# Brief
Search the material for the word "bone" and copy each line that holds it.

======== Data to process ========

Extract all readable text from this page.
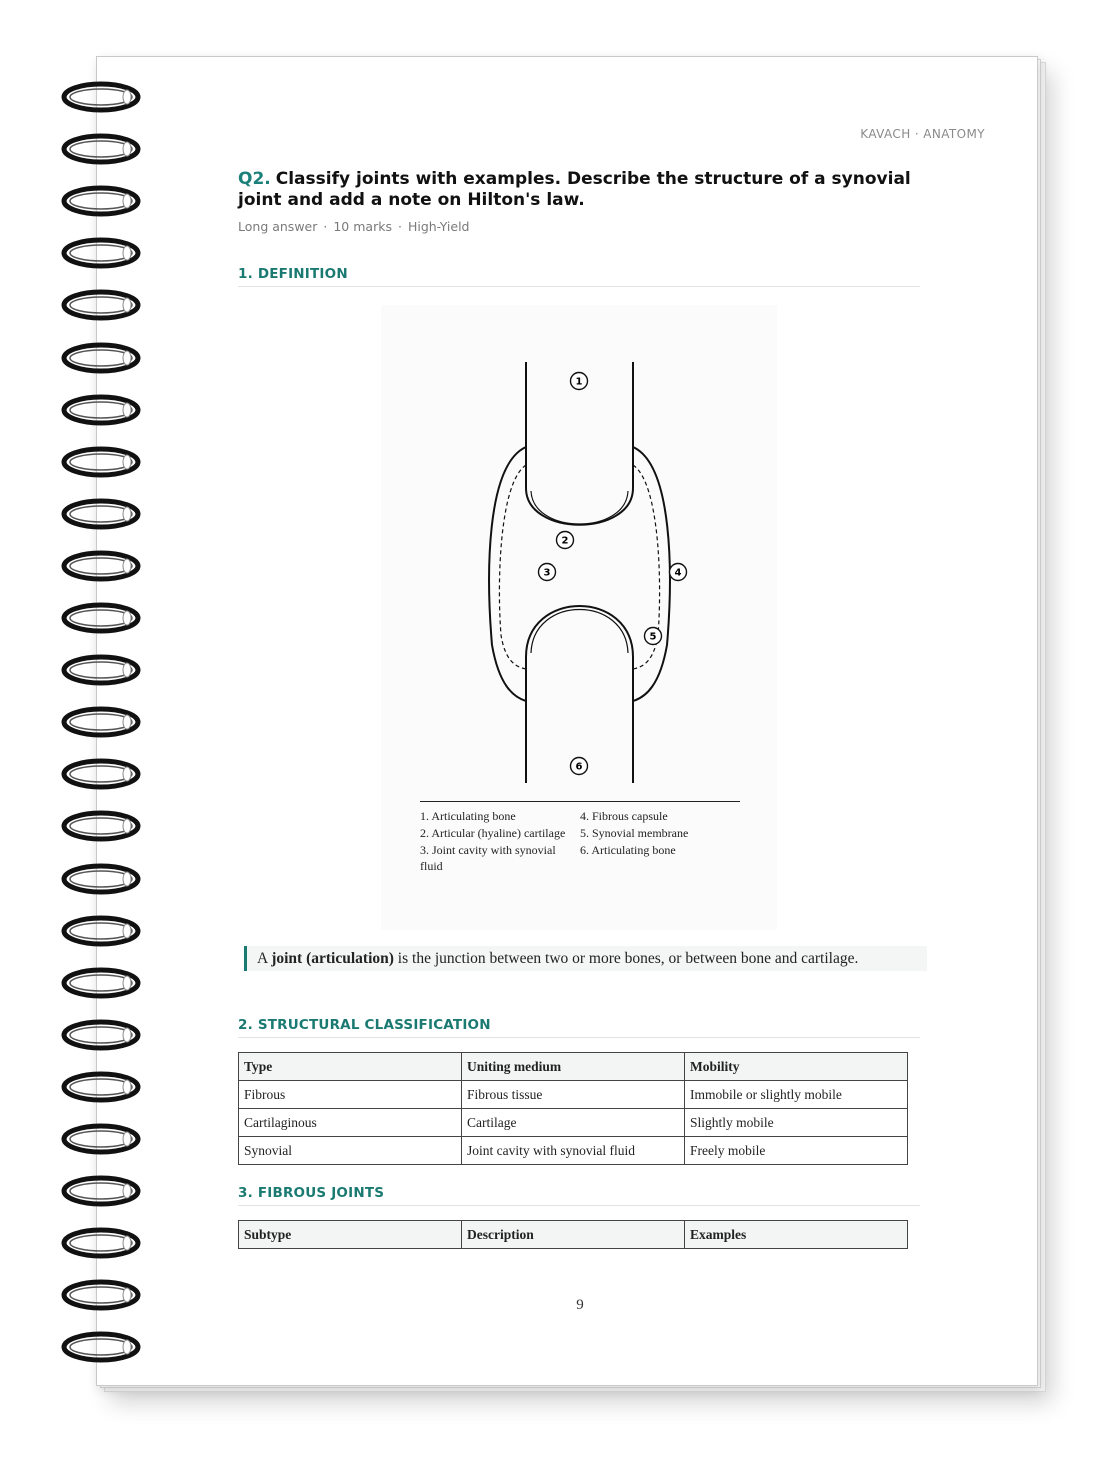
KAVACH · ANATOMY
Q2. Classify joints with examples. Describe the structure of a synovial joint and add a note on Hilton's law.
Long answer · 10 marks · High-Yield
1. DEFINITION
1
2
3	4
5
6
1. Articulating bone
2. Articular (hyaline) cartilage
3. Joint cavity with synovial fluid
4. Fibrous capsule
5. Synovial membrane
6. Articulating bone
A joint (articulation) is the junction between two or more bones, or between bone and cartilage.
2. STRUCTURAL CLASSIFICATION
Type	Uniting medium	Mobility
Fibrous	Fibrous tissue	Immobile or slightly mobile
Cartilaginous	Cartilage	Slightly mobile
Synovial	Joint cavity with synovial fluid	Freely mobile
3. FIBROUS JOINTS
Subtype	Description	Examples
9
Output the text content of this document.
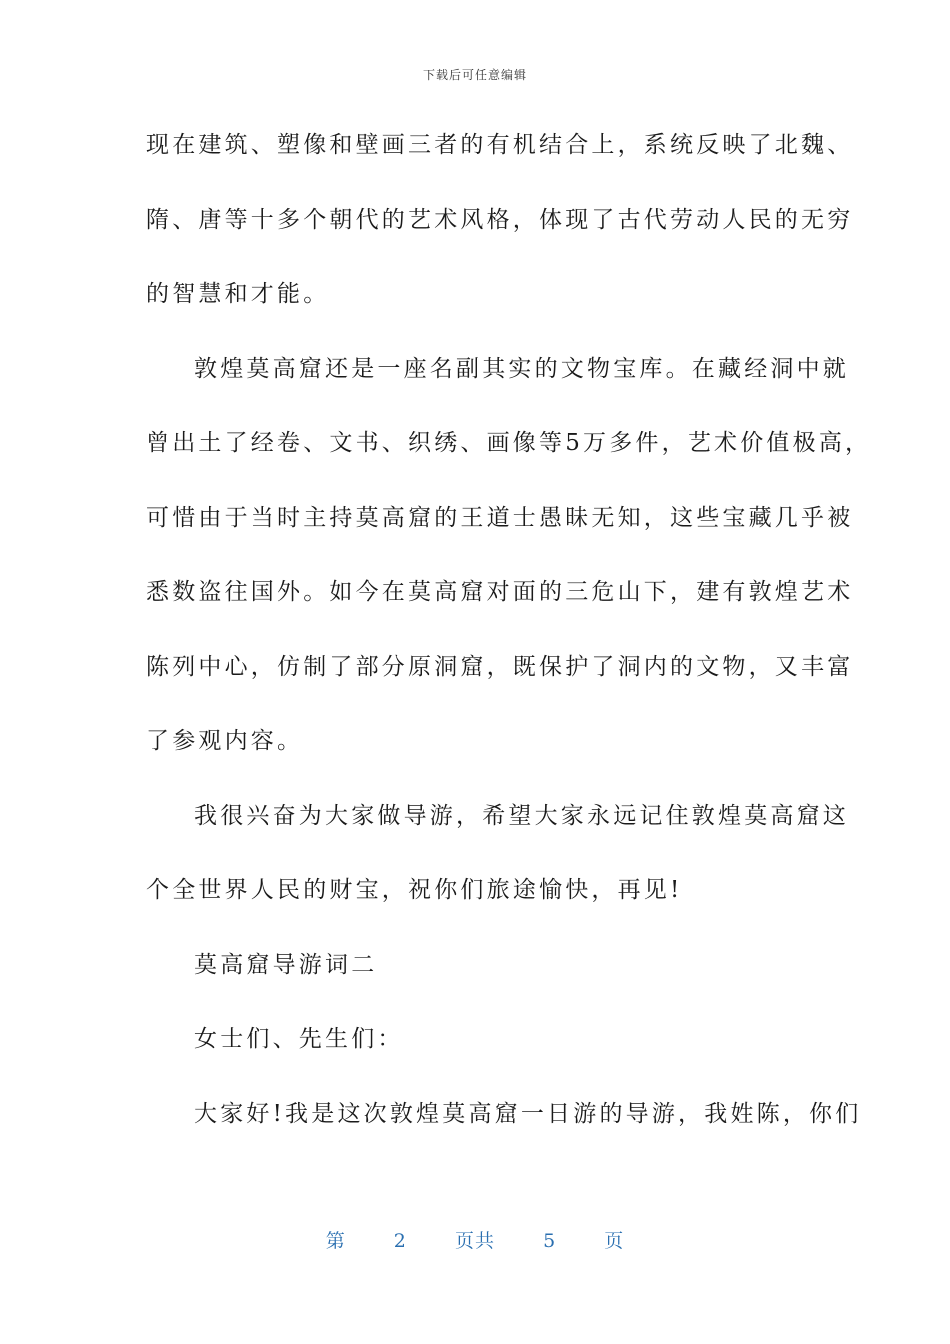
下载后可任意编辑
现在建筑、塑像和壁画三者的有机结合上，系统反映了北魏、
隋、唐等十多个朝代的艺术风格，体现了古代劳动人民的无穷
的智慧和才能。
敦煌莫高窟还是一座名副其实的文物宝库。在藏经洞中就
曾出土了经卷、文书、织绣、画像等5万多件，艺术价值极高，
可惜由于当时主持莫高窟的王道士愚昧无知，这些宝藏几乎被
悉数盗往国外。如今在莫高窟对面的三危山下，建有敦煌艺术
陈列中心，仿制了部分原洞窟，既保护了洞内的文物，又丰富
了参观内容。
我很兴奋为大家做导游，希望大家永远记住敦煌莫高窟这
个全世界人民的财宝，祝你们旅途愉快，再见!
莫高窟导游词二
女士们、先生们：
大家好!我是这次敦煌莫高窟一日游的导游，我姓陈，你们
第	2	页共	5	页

========

# Problem solution
1. Articulating bone
6. Articulating bone
A joint (articulation) is the junction between two or more bones, or between bone and cartilage.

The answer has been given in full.